**WRITTEN REQUEST**: Leaving the pictures aside, transcribe every line below exactly.

**DATASET CONTENT**:
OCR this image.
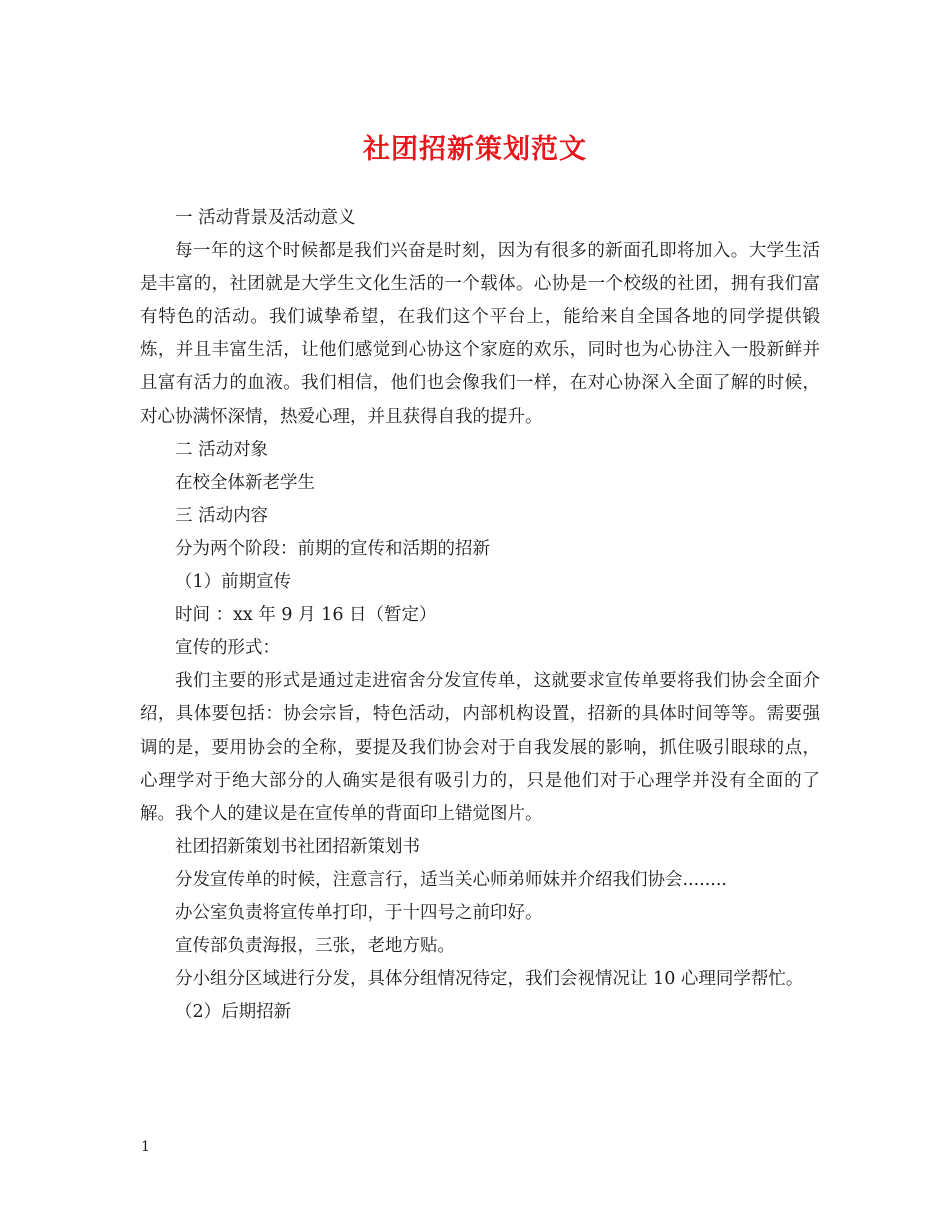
社团招新策划范文

一 活动背景及活动意义

每一年的这个时候都是我们兴奋是时刻，因为有很多的新面孔即将加入。大学生活是丰富的，社团就是大学生文化生活的一个载体。心协是一个校级的社团，拥有我们富有特色的活动。我们诚挚希望，在我们这个平台上，能给来自全国各地的同学提供锻炼，并且丰富生活，让他们感觉到心协这个家庭的欢乐，同时也为心协注入一股新鲜并且富有活力的血液。我们相信，他们也会像我们一样，在对心协深入全面了解的时候，对心协满怀深情，热爱心理，并且获得自我的提升。

二 活动对象

在校全体新老学生

三 活动内容

分为两个阶段：前期的宣传和活期的招新

（1）前期宣传

时间 ：xx 年 9 月 16 日（暂定）

宣传的形式：

我们主要的形式是通过走进宿舍分发宣传单，这就要求宣传单要将我们协会全面介绍，具体要包括：协会宗旨，特色活动，内部机构设置，招新的具体时间等等。需要强调的是，要用协会的全称，要提及我们协会对于自我发展的影响，抓住吸引眼球的点，心理学对于绝大部分的人确实是很有吸引力的，只是他们对于心理学并没有全面的了解。我个人的建议是在宣传单的背面印上错觉图片。

社团招新策划书社团招新策划书

分发宣传单的时候，注意言行，适当关心师弟师妹并介绍我们协会........

办公室负责将宣传单打印，于十四号之前印好。

宣传部负责海报，三张，老地方贴。

分小组分区域进行分发，具体分组情况待定，我们会视情况让 10 心理同学帮忙。

（2）后期招新

1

**RESPONSE TO THIS TASK**:
OCR this image.
社团招新策划范文

一 活动背景及活动意义

每一年的这个时候都是我们兴奋是时刻，因为有很多的新面孔即将加入。大学生活是丰富的，社团就是大学生文化生活的一个载体。心协是一个校级的社团，拥有我们富有特色的活动。我们诚挚希望，在我们这个平台上，能给来自全国各地的同学提供锻炼，并且丰富生活，让他们感觉到心协这个家庭的欢乐，同时也为心协注入一股新鲜并且富有活力的血液。我们相信，他们也会像我们一样，在对心协深入全面了解的时候，对心协满怀深情，热爱心理，并且获得自我的提升。

二 活动对象

在校全体新老学生

三 活动内容

分为两个阶段：前期的宣传和活期的招新

（1）前期宣传

时间 ：xx 年 9 月 16 日（暂定）

宣传的形式：

我们主要的形式是通过走进宿舍分发宣传单，这就要求宣传单要将我们协会全面介绍，具体要包括：协会宗旨，特色活动，内部机构设置，招新的具体时间等等。需要强调的是，要用协会的全称，要提及我们协会对于自我发展的影响，抓住吸引眼球的点，心理学对于绝大部分的人确实是很有吸引力的，只是他们对于心理学并没有全面的了解。我个人的建议是在宣传单的背面印上错觉图片。

社团招新策划书社团招新策划书

分发宣传单的时候，注意言行，适当关心师弟师妹并介绍我们协会........

办公室负责将宣传单打印，于十四号之前印好。

宣传部负责海报，三张，老地方贴。

分小组分区域进行分发，具体分组情况待定，我们会视情况让 10 心理同学帮忙。

（2）后期招新

1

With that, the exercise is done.